Turn all of the records below into a numbered list, one item per line, with blank lines skipped. Leave the pictures out.

---------- Data shown

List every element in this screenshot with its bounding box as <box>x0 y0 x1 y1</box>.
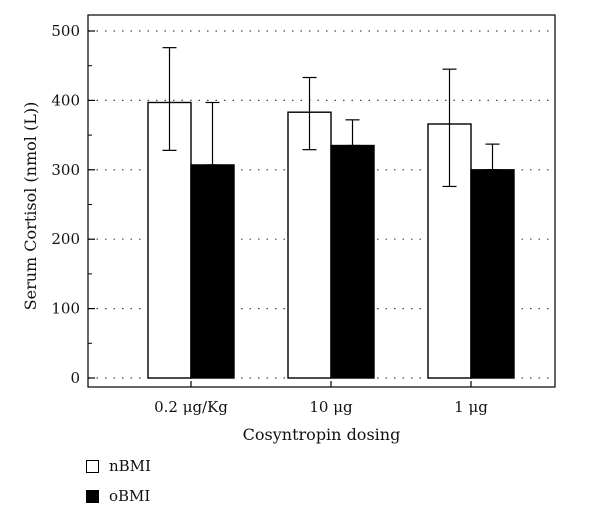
bar-obmi <box>190 164 235 379</box>
labels-layer: 0 100 200 300 400 500 0.2 μg/Kg 10 μg 1 μg Cosynt… <box>21 22 488 444</box>
y-tick-label: 0 <box>70 369 80 387</box>
axes-layer <box>87 14 556 388</box>
chart-svg: 0 100 200 300 400 500 0.2 μg/Kg 10 μg 1 μg Cosynt… <box>21 14 556 444</box>
y-tick-label: 400 <box>51 91 80 109</box>
x-tick-label: 0.2 μg/Kg <box>154 398 228 416</box>
y-tick-label: 100 <box>51 300 80 318</box>
legend-label-obmi: oBMI <box>109 487 151 505</box>
bar-obmi <box>470 169 515 379</box>
x-tick-label: 1 μg <box>454 398 488 416</box>
bar-nbmi <box>287 111 332 379</box>
bar-obmi <box>330 144 375 379</box>
y-tick-label: 200 <box>51 230 80 248</box>
plot-frame <box>87 14 556 388</box>
bars-layer <box>147 47 515 379</box>
y-axis-label: Serum Cortisol (nmol (L)) <box>21 102 40 311</box>
x-tick-label: 10 μg <box>309 398 353 416</box>
legend-item-obmi: oBMI <box>86 487 150 505</box>
x-axis-label: Cosyntropin dosing <box>243 425 401 444</box>
legend-swatch-obmi <box>86 489 99 503</box>
y-tick-label: 300 <box>51 161 80 179</box>
y-tick-label: 500 <box>51 22 80 40</box>
legend-label-nbmi: nBMI <box>109 457 151 475</box>
legend-item-nbmi: nBMI <box>86 457 151 475</box>
bar-nbmi <box>147 101 192 379</box>
legend-swatch-nbmi <box>86 459 99 473</box>
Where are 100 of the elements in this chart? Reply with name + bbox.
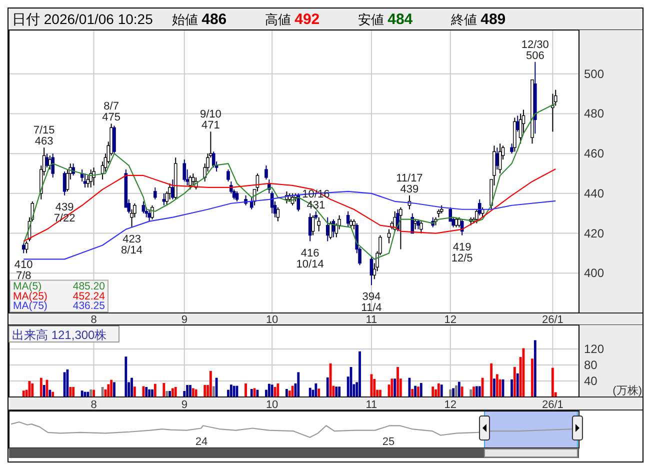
- candlestick: [458, 216, 461, 228]
- bar: [69, 387, 72, 397]
- bar: [86, 392, 90, 397]
- x-tick-label: 8: [90, 399, 97, 411]
- bar: [510, 379, 513, 397]
- bar: [440, 384, 443, 397]
- bar: [148, 389, 151, 397]
- bar: [212, 386, 215, 397]
- candlestick: [510, 143, 514, 154]
- candlestick: [226, 169, 230, 182]
- candlestick: [45, 153, 49, 168]
- bar: [414, 386, 417, 397]
- bar: [244, 383, 247, 397]
- candlestick: [22, 242, 26, 254]
- bar: [42, 385, 46, 397]
- candlestick: [24, 240, 28, 254]
- x-tick-label: 9: [181, 314, 188, 326]
- bar: [162, 383, 166, 397]
- bar: [493, 378, 496, 397]
- y-tick-label: 420: [584, 226, 604, 240]
- bar: [394, 378, 396, 397]
- bar: [326, 377, 329, 397]
- bar: [209, 371, 212, 397]
- bar: [270, 384, 274, 397]
- y-tick-label: 500: [584, 66, 604, 81]
- bar: [496, 374, 498, 397]
- candlestick: [62, 171, 66, 196]
- bar: [130, 378, 133, 397]
- candlestick: [399, 206, 402, 250]
- bar: [379, 390, 382, 397]
- bar: [318, 388, 320, 397]
- candlestick: [154, 186, 157, 200]
- annotation: 394 11/4: [361, 291, 382, 314]
- bar: [411, 389, 414, 397]
- candlestick: [112, 125, 116, 154]
- text: 終値 489: [450, 11, 506, 28]
- x-tick-label: 10: [266, 314, 278, 326]
- x-tick-label: 12: [444, 399, 457, 411]
- candlestick: [420, 220, 423, 234]
- x-tick-label: 11: [366, 314, 378, 326]
- candlestick: [212, 151, 216, 168]
- bar: [460, 386, 464, 397]
- annotation: 423 8/14: [121, 233, 142, 256]
- candlestick: [148, 208, 151, 222]
- bar: [551, 368, 554, 397]
- candlestick: [89, 169, 92, 188]
- bar: [171, 388, 174, 397]
- bar: [437, 383, 440, 397]
- candlestick: [475, 208, 478, 224]
- bar: [314, 383, 318, 397]
- text: MA(25) 452.24: [13, 290, 105, 302]
- annotation: 410 7/8: [14, 259, 33, 282]
- bar: [396, 367, 399, 397]
- bar: [168, 391, 171, 397]
- bar: [113, 382, 116, 397]
- bar: [470, 389, 472, 397]
- x-tick-label: 12: [444, 314, 457, 326]
- bar: [154, 384, 156, 397]
- bar: [166, 391, 168, 397]
- y-tick-label: 440: [584, 186, 604, 200]
- bar: [31, 383, 34, 397]
- bar: [516, 373, 519, 397]
- bar: [449, 389, 452, 397]
- y-axis-title: (万株): [612, 384, 642, 397]
- x-tick-label: 10: [266, 399, 278, 411]
- x-tick-label: 11: [366, 399, 378, 411]
- bar: [186, 385, 189, 397]
- candlestick: [192, 172, 195, 186]
- bar: [80, 390, 84, 397]
- x-tick-label: 24: [195, 436, 208, 448]
- candlestick: [478, 198, 482, 216]
- bar: [22, 390, 25, 397]
- bar: [52, 392, 54, 397]
- candlestick: [317, 216, 320, 232]
- bar: [92, 390, 95, 397]
- candlestick: [496, 147, 499, 170]
- y-tick-label: 460: [584, 146, 604, 161]
- bar: [174, 387, 177, 397]
- candlestick: [454, 216, 458, 228]
- bar: [455, 385, 458, 397]
- annotation: 12/30 506: [521, 38, 549, 62]
- chart-title: 日付 2026/01/06 10:25: [12, 11, 154, 27]
- bar: [48, 390, 52, 397]
- text: MA(5) 485.20: [13, 280, 105, 293]
- bar: [40, 378, 42, 397]
- candlestick: [311, 214, 315, 236]
- bar: [268, 384, 270, 397]
- bar: [110, 380, 113, 397]
- candlestick: [346, 210, 350, 228]
- candlestick: [516, 115, 520, 132]
- bar: [232, 386, 236, 397]
- candlestick: [498, 143, 502, 174]
- annotation: 9/10 471: [200, 108, 222, 132]
- candlestick: [387, 228, 391, 244]
- text: 高値 492: [265, 11, 320, 28]
- bar: [390, 378, 394, 397]
- text: MA(75) 436.25: [13, 300, 105, 312]
- bar: [204, 385, 206, 397]
- candlestick: [182, 159, 186, 182]
- bar: [308, 388, 312, 397]
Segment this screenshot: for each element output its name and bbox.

--------------------

* The answer:
1. List every element in this screenshot with its bounding box as <box>x0 y0 x1 y1</box>.
2. bar-obmi <box>190 164 235 379</box>
3. labels-layer: 0 100 200 300 400 500 0.2 μg/Kg 10 μg 1 μg Cosynt… <box>21 22 488 444</box>
4. y-tick-label: 0 <box>70 369 80 387</box>
5. axes-layer <box>87 14 556 388</box>
6. chart-svg: 0 100 200 300 400 500 0.2 μg/Kg 10 μg 1 μg Cosynt… <box>21 14 556 444</box>
7. y-tick-label: 400 <box>51 91 80 109</box>
8. x-tick-label: 0.2 μg/Kg <box>154 398 228 416</box>
9. y-tick-label: 100 <box>51 300 80 318</box>
10. legend-label-obmi: oBMI <box>109 487 151 505</box>
11. bar-obmi <box>470 169 515 379</box>
12. x-tick-label: 1 μg <box>454 398 488 416</box>
13. bar-nbmi <box>287 111 332 379</box>
14. bar-obmi <box>330 144 375 379</box>
15. y-tick-label: 200 <box>51 230 80 248</box>
16. plot-frame <box>87 14 556 388</box>
17. bars-layer <box>147 47 515 379</box>
18. y-axis-label: Serum Cortisol (nmol (L)) <box>21 102 40 311</box>
19. x-tick-label: 10 μg <box>309 398 353 416</box>
20. legend-item-obmi: oBMI <box>86 487 150 505</box>
21. x-axis-label: Cosyntropin dosing <box>243 425 401 444</box>
22. legend-swatch-obmi <box>86 489 99 503</box>
23. y-tick-label: 300 <box>51 161 80 179</box>
24. y-tick-label: 500 <box>51 22 80 40</box>
25. legend-label-nbmi: nBMI <box>109 457 151 475</box>
26. legend-item-nbmi: nBMI <box>86 457 151 475</box>
27. bar-nbmi <box>147 101 192 379</box>
28. legend-swatch-nbmi <box>86 459 99 473</box>
29. Where are 100 of the elements in this chart? Reply with name + bbox.
30. - candlestick: [458, 216, 461, 228]
31. - bar: [69, 387, 72, 397]
32. - bar: [86, 392, 90, 397]
33. - x-tick-label: 8: [90, 399, 97, 411]
34. - bar: [510, 379, 513, 397]
35. - bar: [440, 384, 443, 397]
36. - bar: [148, 389, 151, 397]
37. - bar: [212, 386, 215, 397]
38. - candlestick: [510, 143, 514, 154]
39. - candlestick: [226, 169, 230, 182]
40. - candlestick: [45, 153, 49, 168]
41. - bar: [414, 386, 417, 397]
42. - bar: [244, 383, 247, 397]
43. - candlestick: [22, 242, 26, 254]
44. - bar: [42, 385, 46, 397]
45. - candlestick: [24, 240, 28, 254]
46. - x-tick-label: 9: [181, 314, 188, 326]
47. - bar: [162, 383, 166, 397]
48. - bar: [493, 378, 496, 397]
49. - y-tick-label: 420: [584, 226, 604, 240]
50. - bar: [394, 378, 396, 397]
51. - bar: [326, 377, 329, 397]
52. - bar: [209, 371, 212, 397]
53. - bar: [270, 384, 274, 397]
54. - y-tick-label: 500: [584, 66, 604, 81]
55. - bar: [496, 374, 498, 397]
56. - candlestick: [62, 171, 66, 196]
57. - bar: [130, 378, 133, 397]
58. - candlestick: [399, 206, 402, 250]
59. - bar: [379, 390, 382, 397]
60. - bar: [318, 388, 320, 397]
61. - candlestick: [154, 186, 157, 200]
62. - annotation: 394 11/4: [361, 291, 382, 314]
63. - bar: [411, 389, 414, 397]
64. - candlestick: [112, 125, 116, 154]
65. - text: 終値 489: [450, 11, 506, 28]
66. - x-tick-label: 10: [266, 314, 278, 326]
67. - x-tick-label: 12: [444, 399, 457, 411]
68. - candlestick: [420, 220, 423, 234]
69. - x-tick-label: 11: [366, 314, 378, 326]
70. - candlestick: [212, 151, 216, 168]
71. - bar: [460, 386, 464, 397]
72. - annotation: 423 8/14: [121, 233, 142, 256]
73. - candlestick: [148, 208, 151, 222]
74. - bar: [551, 368, 554, 397]
75. - candlestick: [89, 169, 92, 188]
76. - bar: [171, 388, 174, 397]
77. - bar: [437, 383, 440, 397]
78. - candlestick: [475, 208, 478, 224]
79. - bar: [314, 383, 318, 397]
80. - text: MA(25) 452.24: [13, 290, 105, 302]
81. - annotation: 410 7/8: [14, 259, 33, 282]
82. - bar: [396, 367, 399, 397]
83. - bar: [168, 391, 171, 397]
84. - bar: [113, 382, 116, 397]
85. - bar: [470, 389, 472, 397]
86. - x-tick-label: 12: [444, 314, 457, 326]
87. - bar: [154, 384, 156, 397]
88. - bar: [166, 391, 168, 397]
89. - y-tick-label: 440: [584, 186, 604, 200]
90. - bar: [31, 383, 34, 397]
91. - bar: [516, 373, 519, 397]
92. - bar: [449, 389, 452, 397]
93. - y-axis-title: (万株): [612, 384, 642, 397]
94. - x-tick-label: 10: [266, 399, 278, 411]
95. - x-tick-label: 11: [366, 399, 378, 411]
96. - bar: [186, 385, 189, 397]
97. - candlestick: [192, 172, 195, 186]
98. - bar: [80, 390, 84, 397]
99. - x-tick-label: 24: [195, 436, 208, 448]
100. - candlestick: [478, 198, 482, 216]
101. - bar: [22, 390, 25, 397]
102. - bar: [52, 392, 54, 397]
103. - candlestick: [317, 216, 320, 232]
104. - bar: [92, 390, 95, 397]
105. - candlestick: [496, 147, 499, 170]
106. - y-tick-label: 460: [584, 146, 604, 161]
107. - bar: [174, 387, 177, 397]
108. - candlestick: [454, 216, 458, 228]
109. - bar: [455, 385, 458, 397]
110. - annotation: 12/30 506: [521, 38, 549, 62]
111. - chart-title: 日付 2026/01/06 10:25: [12, 11, 154, 27]
112. - bar: [48, 390, 52, 397]
113. - text: MA(5) 485.20: [13, 280, 105, 293]
114. - bar: [40, 378, 42, 397]
115. - candlestick: [311, 214, 315, 236]
116. - bar: [268, 384, 270, 397]
117. - bar: [110, 380, 113, 397]
118. - candlestick: [346, 210, 350, 228]
119. - candlestick: [516, 115, 520, 132]
120. - bar: [232, 386, 236, 397]
121. - candlestick: [498, 143, 502, 174]
122. - annotation: 9/10 471: [200, 108, 222, 132]
123. - candlestick: [387, 228, 391, 244]
124. - text: 高値 492: [265, 11, 320, 28]
125. - bar: [390, 378, 394, 397]
126. - text: MA(75) 436.25: [13, 300, 105, 312]
127. - bar: [204, 385, 206, 397]
128. - candlestick: [182, 159, 186, 182]
129. - bar: [308, 388, 312, 397]
130. Segment this screenshot: for each element output its name and bbox.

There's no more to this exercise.